• _Exercise_: Transcribe every entry below word for word, but skip the pictures.

• _Data_:

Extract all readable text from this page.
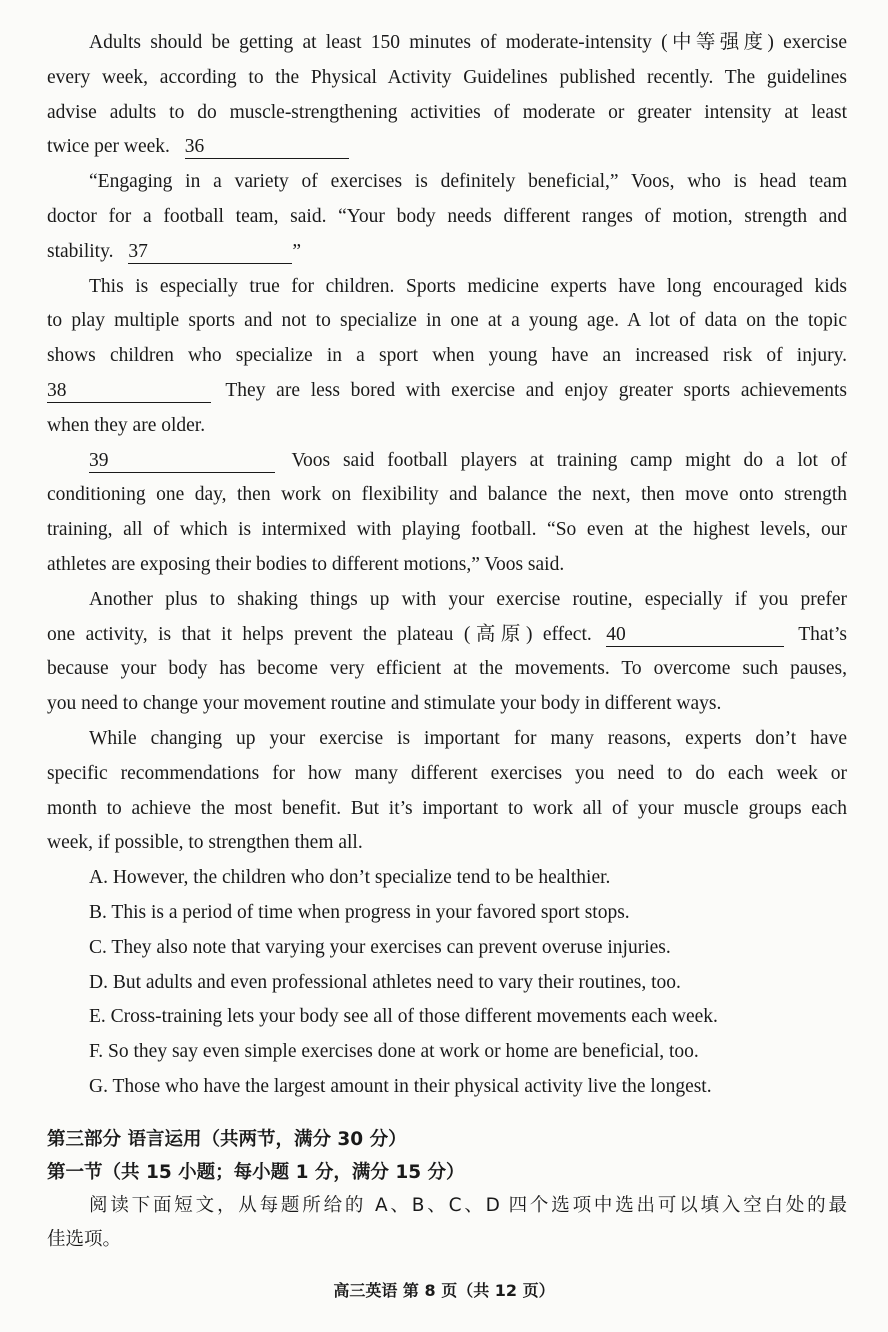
Adults should be getting at least 150 minutes of moderate-intensity (中等强度) exercise
every week, according to the Physical Activity Guidelines published recently. The guidelines
advise adults to do muscle-strengthening activities of moderate or greater intensity at least
twice per week. 36
“Engaging in a variety of exercises is definitely beneficial,” Voos, who is head team
doctor for a football team, said. “Your body needs different ranges of motion, strength and
stability. 37	”
This is especially true for children. Sports medicine experts have long encouraged kids
to play multiple sports and not to specialize in one at a young age. A lot of data on the topic
shows children who specialize in a sport when young have an increased risk of injury.
38	They are less bored with exercise and enjoy greater sports achievements
when they are older.
39	Voos said football players at training camp might do a lot of
conditioning one day, then work on flexibility and balance the next, then move onto strength
training, all of which is intermixed with playing football. “So even at the highest levels, our
athletes are exposing their bodies to different motions,” Voos said.
Another plus to shaking things up with your exercise routine, especially if you prefer
one activity, is that it helps prevent the plateau (高原) effect. 40	That’s
because your body has become very efficient at the movements. To overcome such pauses,
you need to change your movement routine and stimulate your body in different ways.
While changing up your exercise is important for many reasons, experts don’t have
specific recommendations for how many different exercises you need to do each week or
month to achieve the most benefit. But it’s important to work all of your muscle groups each
week, if possible, to strengthen them all.
A. However, the children who don’t specialize tend to be healthier.
B. This is a period of time when progress in your favored sport stops.
C. They also note that varying your exercises can prevent overuse injuries.
D. But adults and even professional athletes need to vary their routines, too.
E. Cross-training lets your body see all of those different movements each week.
F. So they say even simple exercises done at work or home are beneficial, too.
G. Those who have the largest amount in their physical activity live the longest.
第三部分 语言运用（共两节，满分 30 分）
第一节（共 15 小题；每小题 1 分，满分 15 分）
阅读下面短文，从每题所给的 A、B、C、D 四个选项中选出可以填入空白处的最
佳选项。
高三英语 第 8 页（共 12 页）
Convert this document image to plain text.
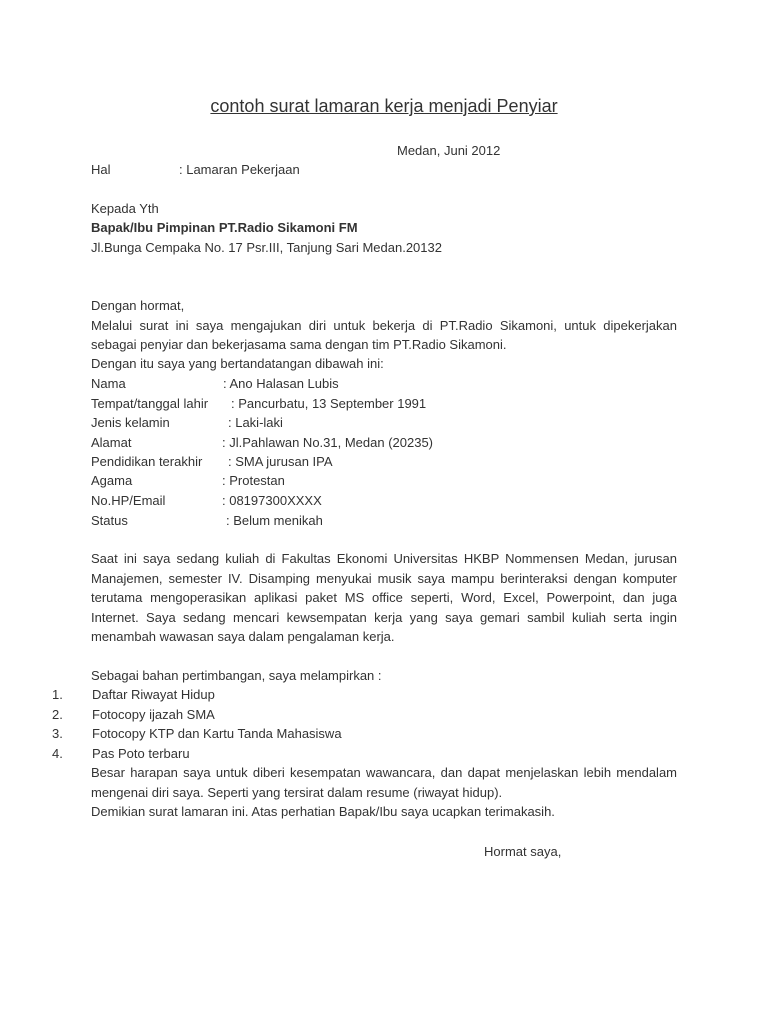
contoh surat lamaran kerja menjadi Penyiar
Medan, Juni 2012
Hal	: Lamaran Pekerjaan
Kepada Yth
Bapak/Ibu Pimpinan PT.Radio Sikamoni FM
Jl.Bunga Cempaka No. 17 Psr.III, Tanjung Sari Medan.20132
Dengan hormat,
Melalui surat ini saya mengajukan diri untuk bekerja di PT.Radio Sikamoni, untuk dipekerjakan
sebagai penyiar dan bekerjasama sama dengan tim PT.Radio Sikamoni.
Dengan itu saya yang bertandatangan dibawah ini:
Nama	: Ano Halasan Lubis
Tempat/tanggal lahir : Pancurbatu, 13 September 1991
Jenis kelamin	: Laki-laki
Alamat	: Jl.Pahlawan No.31, Medan (20235)
Pendidikan terakhir : SMA jurusan IPA
Agama	: Protestan
No.HP/Email	: 08197300XXXX
Status	: Belum menikah
Saat ini saya sedang kuliah di Fakultas Ekonomi Universitas HKBP Nommensen Medan, jurusan
Manajemen, semester IV. Disamping menyukai musik saya mampu berinteraksi dengan komputer
terutama mengoperasikan aplikasi paket MS office seperti, Word, Excel, Powerpoint, dan juga
Internet. Saya sedang mencari kewsempatan kerja yang saya gemari sambil kuliah serta ingin
menambah wawasan saya dalam pengalaman kerja.
Sebagai bahan pertimbangan, saya melampirkan :
1. Daftar Riwayat Hidup
2. Fotocopy ijazah SMA
3. Fotocopy KTP dan Kartu Tanda Mahasiswa
4. Pas Poto terbaru
Besar harapan saya untuk diberi kesempatan wawancara, dan dapat menjelaskan lebih mendalam
mengenai diri saya. Seperti yang tersirat dalam resume (riwayat hidup).
Demikian surat lamaran ini. Atas perhatian Bapak/Ibu saya ucapkan terimakasih.
Hormat saya,
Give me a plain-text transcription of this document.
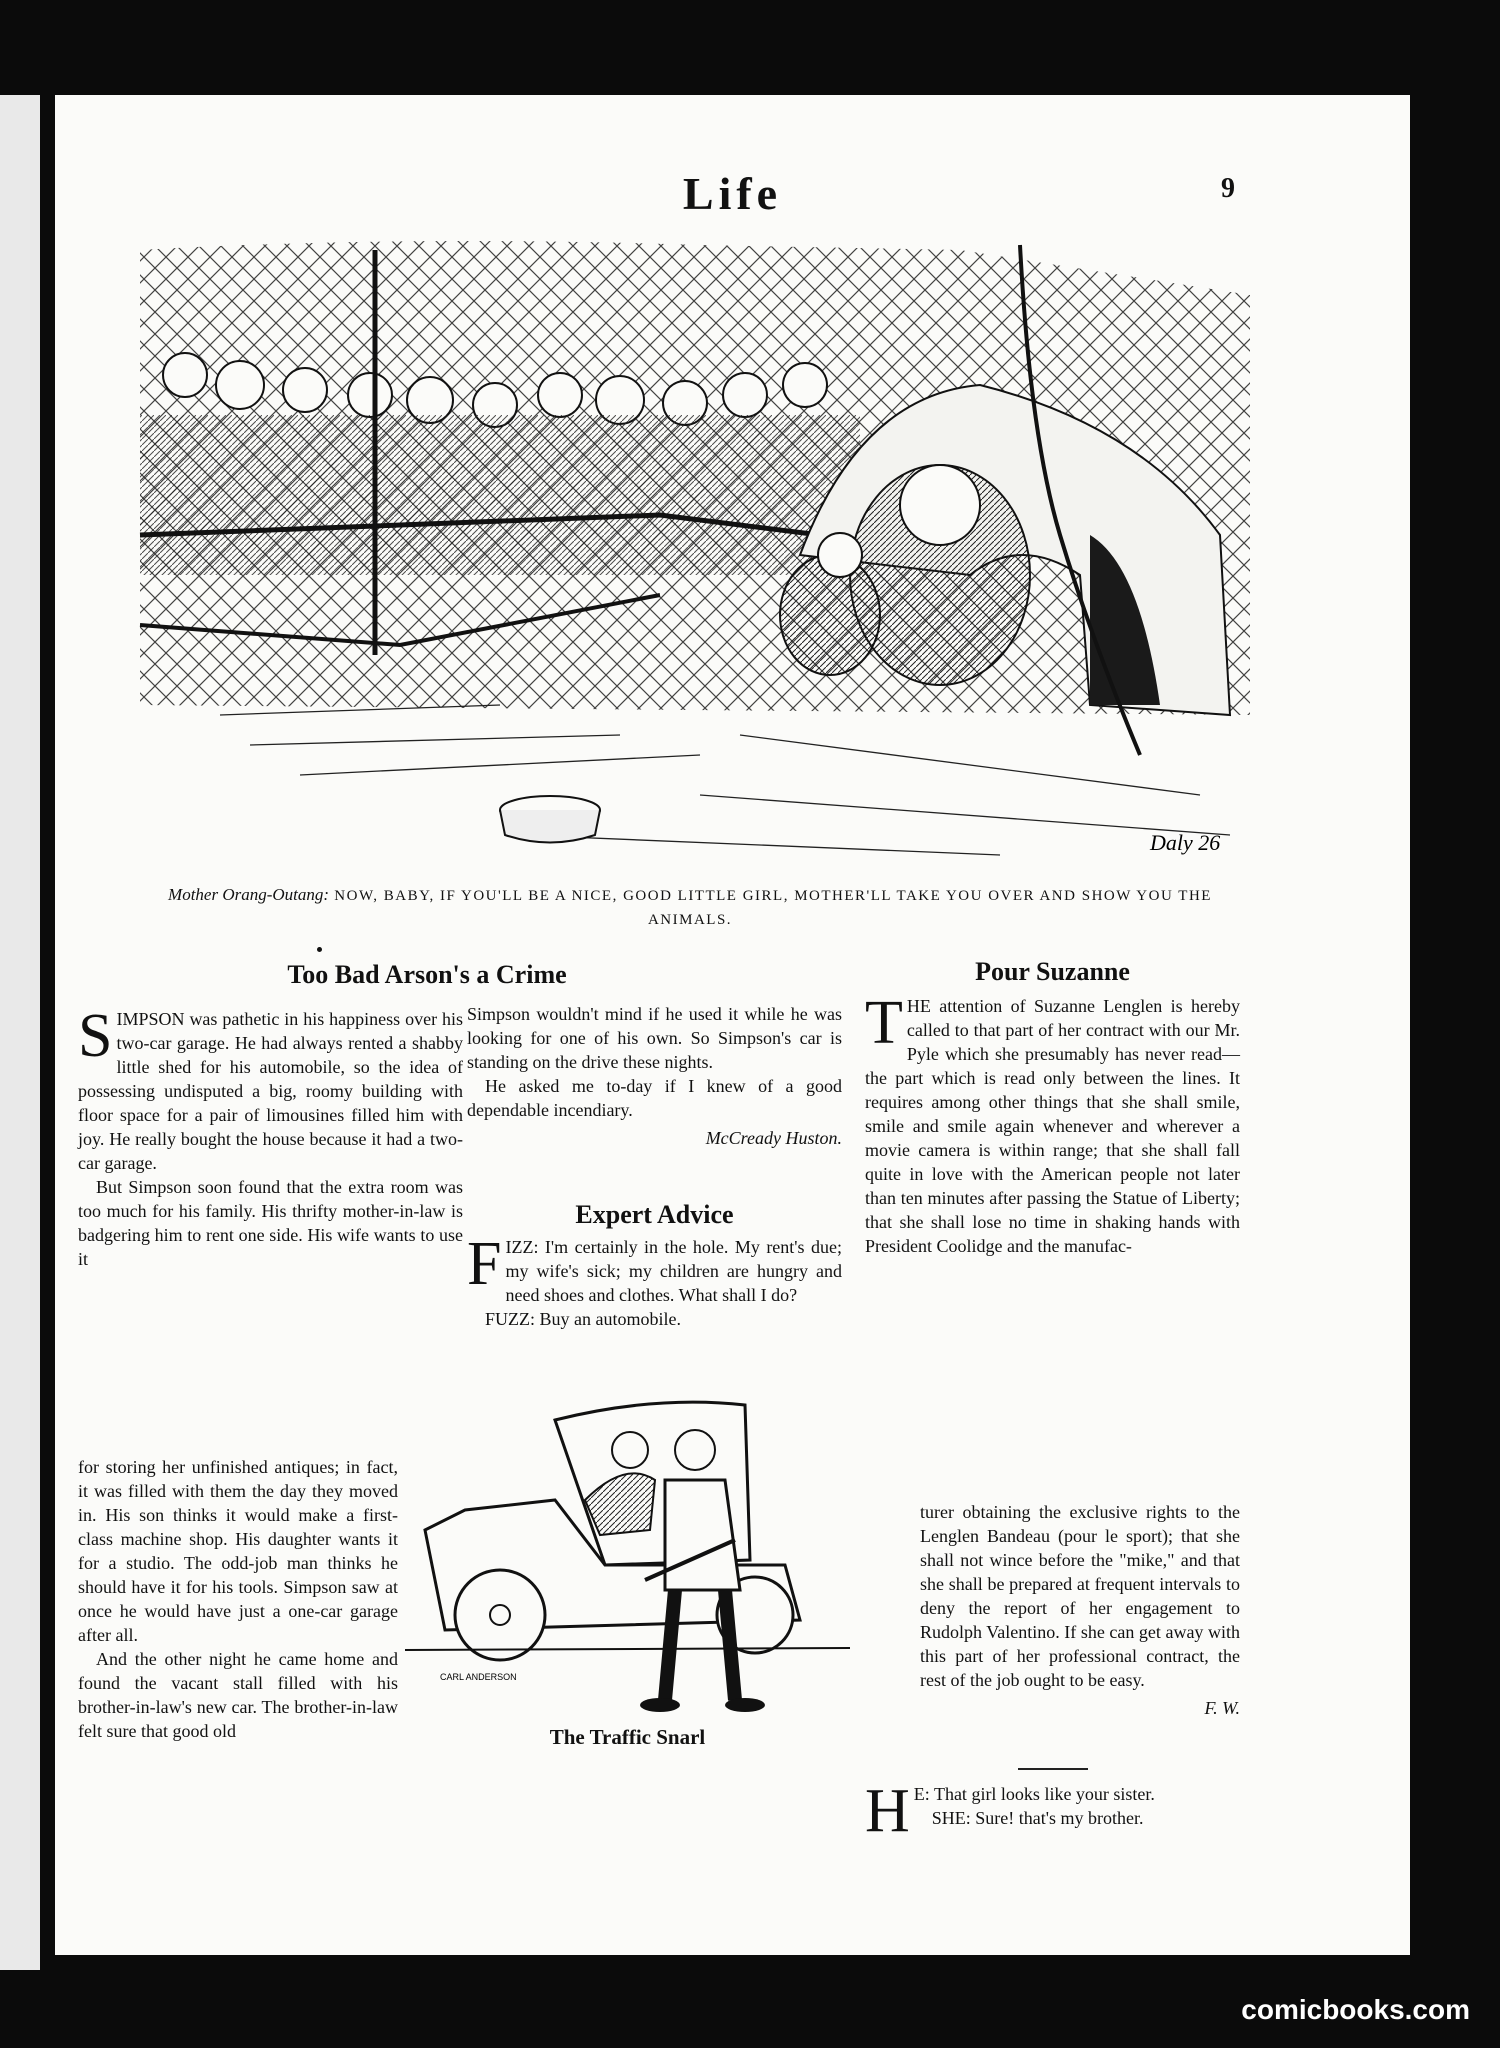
Life	9
Daly 26
Mother Orang-Outang: NOW, BABY, IF YOU'LL BE A NICE, GOOD LITTLE GIRL, MOTHER'LL TAKE YOU OVER AND SHOW YOU THE ANIMALS.
Too Bad Arson's a Crime

SIMPSON was pathetic in his happiness over his two-car garage. He had always rented a shabby little shed for his automobile, so the idea of possessing undisputed a big, roomy building with floor space for a pair of limousines filled him with joy. He really bought the house because it had a two-car garage.

But Simpson soon found that the extra room was too much for his family. His thrifty mother-in-law is badgering him to rent one side. His wife wants to use it

for storing her unfinished antiques; in fact, it was filled with them the day they moved in. His son thinks it would make a first-class machine shop. His daughter wants it for a studio. The odd-job man thinks he should have it for his tools. Simpson saw at once he would have just a one-car garage after all.

And the other night he came home and found the vacant stall filled with his brother-in-law's new car. The brother-in-law felt sure that good old

Simpson wouldn't mind if he used it while he was looking for one of his own. So Simpson's car is standing on the drive these nights.

He asked me to-day if I knew of a good dependable incendiary.

McCready Huston.
Expert Advice

FIZZ: I'm certainly in the hole. My rent's due; my wife's sick; my children are hungry and need shoes and clothes. What shall I do?

FUZZ: Buy an automobile.

CARL ANDERSON
The Traffic Snarl
Pour Suzanne

THE attention of Suzanne Lenglen is hereby called to that part of her contract with our Mr. Pyle which she presumably has never read—the part which is read only between the lines. It requires among other things that she shall smile, smile and smile again whenever and wherever a movie camera is within range; that she shall fall quite in love with the American people not later than ten minutes after passing the Statue of Liberty; that she shall lose no time in shaking hands with President Coolidge and the manufac-

turer obtaining the exclusive rights to the Lenglen Bandeau (pour le sport); that she shall not wince before the "mike," and that she shall be prepared at frequent intervals to deny the report of her engagement to Rudolph Valentino. If she can get away with this part of her professional contract, the rest of the job ought to be easy.

F. W.

H E: That girl looks like your sister.

SHE: Sure! that's my brother.

comicbooks.com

• _Answer to the exercise_:
Extract all readable text from this page.
Adults should be getting at least 150 minutes of moderate-intensity (中等强度) exercise
every week, according to the Physical Activity Guidelines published recently. The guidelines
advise adults to do muscle-strengthening activities of moderate or greater intensity at least
twice per week. 36
“Engaging in a variety of exercises is definitely beneficial,” Voos, who is head team
doctor for a football team, said. “Your body needs different ranges of motion, strength and
stability. 37	”
This is especially true for children. Sports medicine experts have long encouraged kids
to play multiple sports and not to specialize in one at a young age. A lot of data on the topic
shows children who specialize in a sport when young have an increased risk of injury.
38	They are less bored with exercise and enjoy greater sports achievements
when they are older.
39	Voos said football players at training camp might do a lot of
conditioning one day, then work on flexibility and balance the next, then move onto strength
training, all of which is intermixed with playing football. “So even at the highest levels, our
athletes are exposing their bodies to different motions,” Voos said.
Another plus to shaking things up with your exercise routine, especially if you prefer
one activity, is that it helps prevent the plateau (高原) effect. 40	That’s
because your body has become very efficient at the movements. To overcome such pauses,
you need to change your movement routine and stimulate your body in different ways.
While changing up your exercise is important for many reasons, experts don’t have
specific recommendations for how many different exercises you need to do each week or
month to achieve the most benefit. But it’s important to work all of your muscle groups each
week, if possible, to strengthen them all.
A. However, the children who don’t specialize tend to be healthier.
B. This is a period of time when progress in your favored sport stops.
C. They also note that varying your exercises can prevent overuse injuries.
D. But adults and even professional athletes need to vary their routines, too.
E. Cross-training lets your body see all of those different movements each week.
F. So they say even simple exercises done at work or home are beneficial, too.
G. Those who have the largest amount in their physical activity live the longest.
第三部分 语言运用（共两节，满分 30 分）
第一节（共 15 小题；每小题 1 分，满分 15 分）
阅读下面短文，从每题所给的 A、B、C、D 四个选项中选出可以填入空白处的最
佳选项。
高三英语 第 8 页（共 12 页）
Convert this document image to plain text.
contoh surat lamaran kerja menjadi Penyiar
Medan, Juni 2012
Hal	: Lamaran Pekerjaan
Kepada Yth
Bapak/Ibu Pimpinan PT.Radio Sikamoni FM
Jl.Bunga Cempaka No. 17 Psr.III, Tanjung Sari Medan.20132
Dengan hormat,
Melalui surat ini saya mengajukan diri untuk bekerja di PT.Radio Sikamoni, untuk dipekerjakan
sebagai penyiar dan bekerjasama sama dengan tim PT.Radio Sikamoni.
Dengan itu saya yang bertandatangan dibawah ini:
Nama	: Ano Halasan Lubis
Tempat/tanggal lahir : Pancurbatu, 13 September 1991
Jenis kelamin	: Laki-laki
Alamat	: Jl.Pahlawan No.31, Medan (20235)
Pendidikan terakhir : SMA jurusan IPA
Agama	: Protestan
No.HP/Email	: 08197300XXXX
Status	: Belum menikah
Saat ini saya sedang kuliah di Fakultas Ekonomi Universitas HKBP Nommensen Medan, jurusan
Manajemen, semester IV. Disamping menyukai musik saya mampu berinteraksi dengan komputer
terutama mengoperasikan aplikasi paket MS office seperti, Word, Excel, Powerpoint, dan juga
Internet. Saya sedang mencari kewsempatan kerja yang saya gemari sambil kuliah serta ingin
menambah wawasan saya dalam pengalaman kerja.
Sebagai bahan pertimbangan, saya melampirkan :
1. Daftar Riwayat Hidup
2. Fotocopy ijazah SMA
3. Fotocopy KTP dan Kartu Tanda Mahasiswa
4. Pas Poto terbaru
Besar harapan saya untuk diberi kesempatan wawancara, dan dapat menjelaskan lebih mendalam
mengenai diri saya. Seperti yang tersirat dalam resume (riwayat hidup).
Demikian surat lamaran ini. Atas perhatian Bapak/Ibu saya ucapkan terimakasih.
Hormat saya,
Give me a plain-text transcription of this document.
Life	9
Daly 26
Mother Orang-Outang: NOW, BABY, IF YOU'LL BE A NICE, GOOD LITTLE GIRL, MOTHER'LL TAKE YOU OVER AND SHOW YOU THE ANIMALS.
Too Bad Arson's a Crime

SIMPSON was pathetic in his happiness over his two-car garage. He had always rented a shabby little shed for his automobile, so the idea of possessing undisputed a big, roomy building with floor space for a pair of limousines filled him with joy. He really bought the house because it had a two-car garage.

But Simpson soon found that the extra room was too much for his family. His thrifty mother-in-law is badgering him to rent one side. His wife wants to use it

for storing her unfinished antiques; in fact, it was filled with them the day they moved in. His son thinks it would make a first-class machine shop. His daughter wants it for a studio. The odd-job man thinks he should have it for his tools. Simpson saw at once he would have just a one-car garage after all.

And the other night he came home and found the vacant stall filled with his brother-in-law's new car. The brother-in-law felt sure that good old

Simpson wouldn't mind if he used it while he was looking for one of his own. So Simpson's car is standing on the drive these nights.

He asked me to-day if I knew of a good dependable incendiary.

McCready Huston.
Expert Advice

FIZZ: I'm certainly in the hole. My rent's due; my wife's sick; my children are hungry and need shoes and clothes. What shall I do?

FUZZ: Buy an automobile.

CARL ANDERSON
The Traffic Snarl
Pour Suzanne

THE attention of Suzanne Lenglen is hereby called to that part of her contract with our Mr. Pyle which she presumably has never read—the part which is read only between the lines. It requires among other things that she shall smile, smile and smile again whenever and wherever a movie camera is within range; that she shall fall quite in love with the American people not later than ten minutes after passing the Statue of Liberty; that she shall lose no time in shaking hands with President Coolidge and the manufac-

turer obtaining the exclusive rights to the Lenglen Bandeau (pour le sport); that she shall not wince before the "mike," and that she shall be prepared at frequent intervals to deny the report of her engagement to Rudolph Valentino. If she can get away with this part of her professional contract, the rest of the job ought to be easy.

F. W.

H E: That girl looks like your sister.

SHE: Sure! that's my brother.

comicbooks.com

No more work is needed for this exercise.